→ **Aim of the exercise**
Copy every one of the following lines word for word, with no changes.

→ **Dataset entries**
—————

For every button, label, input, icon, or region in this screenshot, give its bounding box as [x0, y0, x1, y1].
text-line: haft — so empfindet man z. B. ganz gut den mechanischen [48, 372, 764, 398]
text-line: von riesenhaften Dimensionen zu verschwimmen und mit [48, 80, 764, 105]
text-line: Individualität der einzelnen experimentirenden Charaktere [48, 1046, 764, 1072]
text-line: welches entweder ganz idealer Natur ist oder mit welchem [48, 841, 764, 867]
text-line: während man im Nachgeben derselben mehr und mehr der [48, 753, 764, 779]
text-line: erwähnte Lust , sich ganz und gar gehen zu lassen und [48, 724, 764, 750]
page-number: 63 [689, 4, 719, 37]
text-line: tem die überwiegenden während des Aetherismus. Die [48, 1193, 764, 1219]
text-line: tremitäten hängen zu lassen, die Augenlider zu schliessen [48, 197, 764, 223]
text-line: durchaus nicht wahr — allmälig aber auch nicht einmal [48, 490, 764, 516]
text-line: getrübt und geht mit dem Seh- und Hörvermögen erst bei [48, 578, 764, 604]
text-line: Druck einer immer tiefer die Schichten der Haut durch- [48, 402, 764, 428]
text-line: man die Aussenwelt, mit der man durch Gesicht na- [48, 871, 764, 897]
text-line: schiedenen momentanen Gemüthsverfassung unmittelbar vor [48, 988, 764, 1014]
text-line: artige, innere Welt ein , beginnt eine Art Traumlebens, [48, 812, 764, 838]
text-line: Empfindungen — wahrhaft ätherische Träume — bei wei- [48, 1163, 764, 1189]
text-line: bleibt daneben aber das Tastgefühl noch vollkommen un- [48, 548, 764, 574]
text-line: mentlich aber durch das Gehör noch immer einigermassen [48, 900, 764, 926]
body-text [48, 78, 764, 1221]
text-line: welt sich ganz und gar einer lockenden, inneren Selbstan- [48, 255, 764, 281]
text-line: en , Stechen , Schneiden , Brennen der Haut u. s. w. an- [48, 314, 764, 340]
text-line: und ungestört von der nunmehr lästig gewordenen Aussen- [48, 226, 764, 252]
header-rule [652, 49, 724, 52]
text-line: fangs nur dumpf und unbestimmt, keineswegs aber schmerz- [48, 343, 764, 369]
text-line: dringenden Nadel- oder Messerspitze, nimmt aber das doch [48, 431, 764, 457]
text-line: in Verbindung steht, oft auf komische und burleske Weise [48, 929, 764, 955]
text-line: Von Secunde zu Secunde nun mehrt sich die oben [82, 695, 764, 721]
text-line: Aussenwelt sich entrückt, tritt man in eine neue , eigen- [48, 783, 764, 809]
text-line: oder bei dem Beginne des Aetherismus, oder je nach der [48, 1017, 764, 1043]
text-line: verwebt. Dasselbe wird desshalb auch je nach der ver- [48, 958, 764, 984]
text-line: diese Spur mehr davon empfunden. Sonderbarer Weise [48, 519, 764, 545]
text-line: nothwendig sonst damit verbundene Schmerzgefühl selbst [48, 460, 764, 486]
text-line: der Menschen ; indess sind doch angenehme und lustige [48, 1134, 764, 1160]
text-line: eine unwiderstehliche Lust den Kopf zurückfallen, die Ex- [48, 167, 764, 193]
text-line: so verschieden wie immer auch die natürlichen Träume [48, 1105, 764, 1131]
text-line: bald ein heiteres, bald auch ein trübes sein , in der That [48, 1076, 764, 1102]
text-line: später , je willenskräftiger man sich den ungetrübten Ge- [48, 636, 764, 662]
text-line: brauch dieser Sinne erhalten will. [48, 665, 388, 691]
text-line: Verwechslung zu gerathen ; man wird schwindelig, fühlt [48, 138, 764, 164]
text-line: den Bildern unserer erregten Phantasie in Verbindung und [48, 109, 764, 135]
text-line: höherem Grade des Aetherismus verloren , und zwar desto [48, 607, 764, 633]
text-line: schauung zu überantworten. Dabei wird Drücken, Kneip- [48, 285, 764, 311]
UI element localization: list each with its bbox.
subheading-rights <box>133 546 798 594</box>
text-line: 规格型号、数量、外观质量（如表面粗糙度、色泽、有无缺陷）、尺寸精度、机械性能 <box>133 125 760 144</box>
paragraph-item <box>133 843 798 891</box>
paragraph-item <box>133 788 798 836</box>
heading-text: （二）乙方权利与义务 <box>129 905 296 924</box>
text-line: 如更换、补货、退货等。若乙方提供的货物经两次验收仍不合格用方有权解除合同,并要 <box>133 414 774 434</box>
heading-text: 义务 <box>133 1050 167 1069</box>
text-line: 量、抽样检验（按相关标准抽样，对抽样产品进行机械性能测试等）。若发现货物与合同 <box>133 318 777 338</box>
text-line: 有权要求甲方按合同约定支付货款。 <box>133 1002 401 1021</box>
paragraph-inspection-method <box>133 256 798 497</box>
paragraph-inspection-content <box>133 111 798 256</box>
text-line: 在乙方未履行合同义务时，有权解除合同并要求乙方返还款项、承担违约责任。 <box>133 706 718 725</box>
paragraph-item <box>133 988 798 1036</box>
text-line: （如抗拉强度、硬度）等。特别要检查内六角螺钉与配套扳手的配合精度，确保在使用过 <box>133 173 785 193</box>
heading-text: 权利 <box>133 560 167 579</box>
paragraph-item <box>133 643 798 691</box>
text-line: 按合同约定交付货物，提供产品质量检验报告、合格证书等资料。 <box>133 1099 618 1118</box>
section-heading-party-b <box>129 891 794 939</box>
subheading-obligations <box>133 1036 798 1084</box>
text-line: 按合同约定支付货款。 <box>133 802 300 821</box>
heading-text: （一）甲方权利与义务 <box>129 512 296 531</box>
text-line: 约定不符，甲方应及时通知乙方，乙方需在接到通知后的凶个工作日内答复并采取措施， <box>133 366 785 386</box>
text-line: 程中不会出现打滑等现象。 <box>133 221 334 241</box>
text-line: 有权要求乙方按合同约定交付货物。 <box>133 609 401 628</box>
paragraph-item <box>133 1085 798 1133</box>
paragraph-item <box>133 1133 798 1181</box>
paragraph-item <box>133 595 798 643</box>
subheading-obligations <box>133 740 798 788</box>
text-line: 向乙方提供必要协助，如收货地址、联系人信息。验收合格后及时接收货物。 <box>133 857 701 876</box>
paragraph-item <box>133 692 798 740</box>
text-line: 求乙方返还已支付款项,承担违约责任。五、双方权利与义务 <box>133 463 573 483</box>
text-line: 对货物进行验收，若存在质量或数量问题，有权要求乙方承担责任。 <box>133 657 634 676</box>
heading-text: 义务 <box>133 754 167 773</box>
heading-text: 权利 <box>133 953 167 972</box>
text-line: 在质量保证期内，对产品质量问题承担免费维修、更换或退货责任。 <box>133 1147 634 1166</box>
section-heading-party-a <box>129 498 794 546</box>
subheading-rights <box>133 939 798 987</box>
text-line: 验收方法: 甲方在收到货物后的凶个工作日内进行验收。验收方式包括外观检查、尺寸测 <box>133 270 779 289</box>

—————

→ **Output below**
For every button, label, input, icon, or region in this screenshot, give its bounding box as [x0, y0, x1, y1].
text-line: haft — so empfindet man z. B. ganz gut den mechanischen [48, 372, 764, 398]
text-line: von riesenhaften Dimensionen zu verschwimmen und mit [48, 80, 764, 105]
text-line: Individualität der einzelnen experimentirenden Charaktere [48, 1046, 764, 1072]
text-line: welches entweder ganz idealer Natur ist oder mit welchem [48, 841, 764, 867]
text-line: während man im Nachgeben derselben mehr und mehr der [48, 753, 764, 779]
text-line: erwähnte Lust , sich ganz und gar gehen zu lassen und [48, 724, 764, 750]
page-number: 63 [689, 4, 719, 37]
text-line: tem die überwiegenden während des Aetherismus. Die [48, 1193, 764, 1219]
text-line: tremitäten hängen zu lassen, die Augenlider zu schliessen [48, 197, 764, 223]
text-line: durchaus nicht wahr — allmälig aber auch nicht einmal [48, 490, 764, 516]
text-line: getrübt und geht mit dem Seh- und Hörvermögen erst bei [48, 578, 764, 604]
text-line: Druck einer immer tiefer die Schichten der Haut durch- [48, 402, 764, 428]
text-line: man die Aussenwelt, mit der man durch Gesicht na- [48, 871, 764, 897]
text-line: schiedenen momentanen Gemüthsverfassung unmittelbar vor [48, 988, 764, 1014]
text-line: artige, innere Welt ein , beginnt eine Art Traumlebens, [48, 812, 764, 838]
text-line: Empfindungen — wahrhaft ätherische Träume — bei wei- [48, 1163, 764, 1189]
text-line: bleibt daneben aber das Tastgefühl noch vollkommen un- [48, 548, 764, 574]
text-line: mentlich aber durch das Gehör noch immer einigermassen [48, 900, 764, 926]
body-text [48, 78, 764, 1221]
text-line: welt sich ganz und gar einer lockenden, inneren Selbstan- [48, 255, 764, 281]
text-line: en , Stechen , Schneiden , Brennen der Haut u. s. w. an- [48, 314, 764, 340]
text-line: und ungestört von der nunmehr lästig gewordenen Aussen- [48, 226, 764, 252]
header-rule [652, 49, 724, 52]
text-line: fangs nur dumpf und unbestimmt, keineswegs aber schmerz- [48, 343, 764, 369]
text-line: dringenden Nadel- oder Messerspitze, nimmt aber das doch [48, 431, 764, 457]
text-line: in Verbindung steht, oft auf komische und burleske Weise [48, 929, 764, 955]
text-line: Von Secunde zu Secunde nun mehrt sich die oben [82, 695, 764, 721]
text-line: Aussenwelt sich entrückt, tritt man in eine neue , eigen- [48, 783, 764, 809]
text-line: oder bei dem Beginne des Aetherismus, oder je nach der [48, 1017, 764, 1043]
text-line: verwebt. Dasselbe wird desshalb auch je nach der ver- [48, 958, 764, 984]
text-line: diese Spur mehr davon empfunden. Sonderbarer Weise [48, 519, 764, 545]
text-line: nothwendig sonst damit verbundene Schmerzgefühl selbst [48, 460, 764, 486]
text-line: der Menschen ; indess sind doch angenehme und lustige [48, 1134, 764, 1160]
text-line: eine unwiderstehliche Lust den Kopf zurückfallen, die Ex- [48, 167, 764, 193]
text-line: so verschieden wie immer auch die natürlichen Träume [48, 1105, 764, 1131]
text-line: bald ein heiteres, bald auch ein trübes sein , in der That [48, 1076, 764, 1102]
text-line: später , je willenskräftiger man sich den ungetrübten Ge- [48, 636, 764, 662]
text-line: brauch dieser Sinne erhalten will. [48, 665, 388, 691]
text-line: Verwechslung zu gerathen ; man wird schwindelig, fühlt [48, 138, 764, 164]
text-line: den Bildern unserer erregten Phantasie in Verbindung und [48, 109, 764, 135]
text-line: höherem Grade des Aetherismus verloren , und zwar desto [48, 607, 764, 633]
text-line: schauung zu überantworten. Dabei wird Drücken, Kneip- [48, 285, 764, 311]
UI element localization: list each with its bbox.
subheading-rights <box>133 546 798 594</box>
text-line: 规格型号、数量、外观质量（如表面粗糙度、色泽、有无缺陷）、尺寸精度、机械性能 <box>133 125 760 144</box>
paragraph-item <box>133 843 798 891</box>
paragraph-item <box>133 788 798 836</box>
heading-text: （二）乙方权利与义务 <box>129 905 296 924</box>
text-line: 如更换、补货、退货等。若乙方提供的货物经两次验收仍不合格用方有权解除合同,并要 <box>133 414 774 434</box>
heading-text: 义务 <box>133 1050 167 1069</box>
text-line: 量、抽样检验（按相关标准抽样，对抽样产品进行机械性能测试等）。若发现货物与合同 <box>133 318 777 338</box>
text-line: 有权要求甲方按合同约定支付货款。 <box>133 1002 401 1021</box>
paragraph-inspection-method <box>133 256 798 497</box>
paragraph-inspection-content <box>133 111 798 256</box>
text-line: 在乙方未履行合同义务时，有权解除合同并要求乙方返还款项、承担违约责任。 <box>133 706 718 725</box>
paragraph-item <box>133 988 798 1036</box>
text-line: （如抗拉强度、硬度）等。特别要检查内六角螺钉与配套扳手的配合精度，确保在使用过 <box>133 173 785 193</box>
heading-text: 权利 <box>133 560 167 579</box>
paragraph-item <box>133 643 798 691</box>
text-line: 按合同约定交付货物，提供产品质量检验报告、合格证书等资料。 <box>133 1099 618 1118</box>
section-heading-party-b <box>129 891 794 939</box>
subheading-obligations <box>133 1036 798 1084</box>
text-line: 按合同约定支付货款。 <box>133 802 300 821</box>
heading-text: （一）甲方权利与义务 <box>129 512 296 531</box>
text-line: 约定不符，甲方应及时通知乙方，乙方需在接到通知后的凶个工作日内答复并采取措施， <box>133 366 785 386</box>
text-line: 程中不会出现打滑等现象。 <box>133 221 334 241</box>
text-line: 有权要求乙方按合同约定交付货物。 <box>133 609 401 628</box>
paragraph-item <box>133 1085 798 1133</box>
paragraph-item <box>133 1133 798 1181</box>
paragraph-item <box>133 595 798 643</box>
subheading-obligations <box>133 740 798 788</box>
text-line: 向乙方提供必要协助，如收货地址、联系人信息。验收合格后及时接收货物。 <box>133 857 701 876</box>
paragraph-item <box>133 692 798 740</box>
text-line: 求乙方返还已支付款项,承担违约责任。五、双方权利与义务 <box>133 463 573 483</box>
text-line: 对货物进行验收，若存在质量或数量问题，有权要求乙方承担责任。 <box>133 657 634 676</box>
heading-text: 义务 <box>133 754 167 773</box>
heading-text: 权利 <box>133 953 167 972</box>
text-line: 在质量保证期内，对产品质量问题承担免费维修、更换或退货责任。 <box>133 1147 634 1166</box>
section-heading-party-a <box>129 498 794 546</box>
subheading-rights <box>133 939 798 987</box>
text-line: 验收方法: 甲方在收到货物后的凶个工作日内进行验收。验收方式包括外观检查、尺寸测 <box>133 270 779 289</box>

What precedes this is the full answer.